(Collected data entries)
┄┄┄┄┄┄
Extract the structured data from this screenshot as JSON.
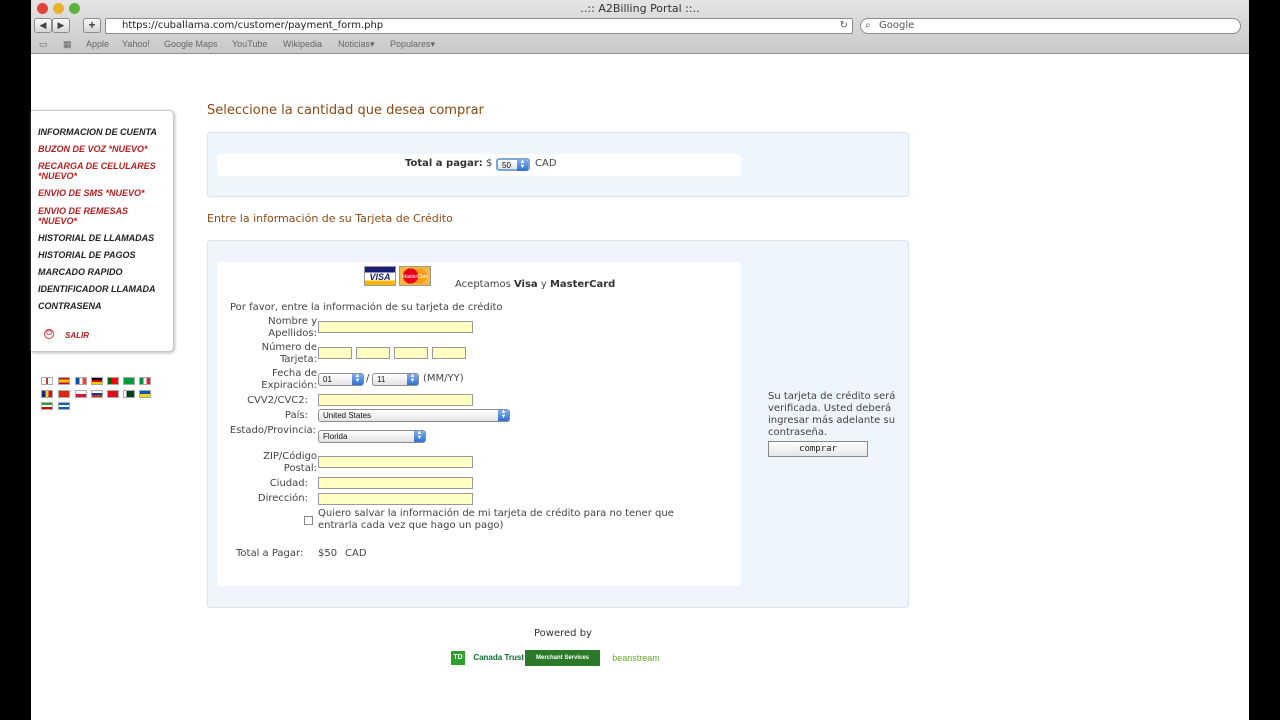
{
  "browser": {
    "window_title": "..:: A2Billing Portal ::..",
    "url": "https://cuballama.com/customer/payment_form.php",
    "search_placeholder": "Google",
    "bookmarks": [
      "Apple",
      "Yahoo!",
      "Google Maps",
      "YouTube",
      "Wikipedia",
      "Noticias▾",
      "Populares▾"
    ]
  },
  "sidebar": {
    "items": [
      {
        "label": "INFORMACION DE CUENTA"
      },
      {
        "label": "BUZON DE VOZ *NUEVO*"
      },
      {
        "label": "RECARGA DE CELULARES *NUEVO*"
      },
      {
        "label": "ENVIO DE SMS *NUEVO*"
      },
      {
        "label": "ENVIO DE REMESAS *NUEVO*"
      },
      {
        "label": "HISTORIAL DE LLAMADAS"
      },
      {
        "label": "HISTORIAL DE PAGOS"
      },
      {
        "label": "MARCADO RAPIDO"
      },
      {
        "label": "IDENTIFICADOR LLAMADA"
      },
      {
        "label": "CONTRASENA"
      }
    ],
    "logout_label": "SALIR"
  },
  "amount_section": {
    "heading": "Seleccione la cantidad que desea comprar",
    "total_label": "Total a pagar:",
    "currency_symbol": "$",
    "amount_value": "50",
    "currency": "CAD"
  },
  "card_section": {
    "heading": "Entre la información de su Tarjeta de Crédito",
    "visa_logo": "VISA",
    "mastercard_logo": "MasterCard",
    "accept_prefix": "Aceptamos",
    "accept_visa": "Visa",
    "accept_and": "y",
    "accept_mc": "MasterCard",
    "instructions": "Por favor, entre la información de su tarjeta de crédito",
    "fields": {
      "name_label": "Nombre y Apellidos:",
      "number_label": "Número de Tarjeta:",
      "expiry_label": "Fecha de Expiración:",
      "expiry_month": "01",
      "expiry_sep": "/",
      "expiry_year": "11",
      "expiry_format": "(MM/YY)",
      "cvv_label": "CVV2/CVC2:",
      "country_label": "País:",
      "country_value": "United States",
      "state_label": "Estado/Provincia:",
      "state_value": "Florida",
      "zip_label": "ZIP/Código Postal:",
      "city_label": "Ciudad:",
      "address_label": "Dirección:"
    },
    "save_card_text": "Quiero salvar la información de mi tarjeta de crédito para no tener que entrarla cada vez que hago un pago)",
    "total_label": "Total a Pagar:",
    "total_value": "$50",
    "total_currency": "CAD",
    "verify_text": "Su tarjeta de crédito será verificada. Usted deberá ingresar más adelante su contraseña.",
    "submit_label": "comprar"
  },
  "footer": {
    "powered_by": "Powered by",
    "logo1": "Canada Trust",
    "logo2": "Merchant Services",
    "logo3": "beanstream"
  }
}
┄┄┄┄┄┄
Find every line with "MasterCard" in the listing and state how many there are, nothing else.

2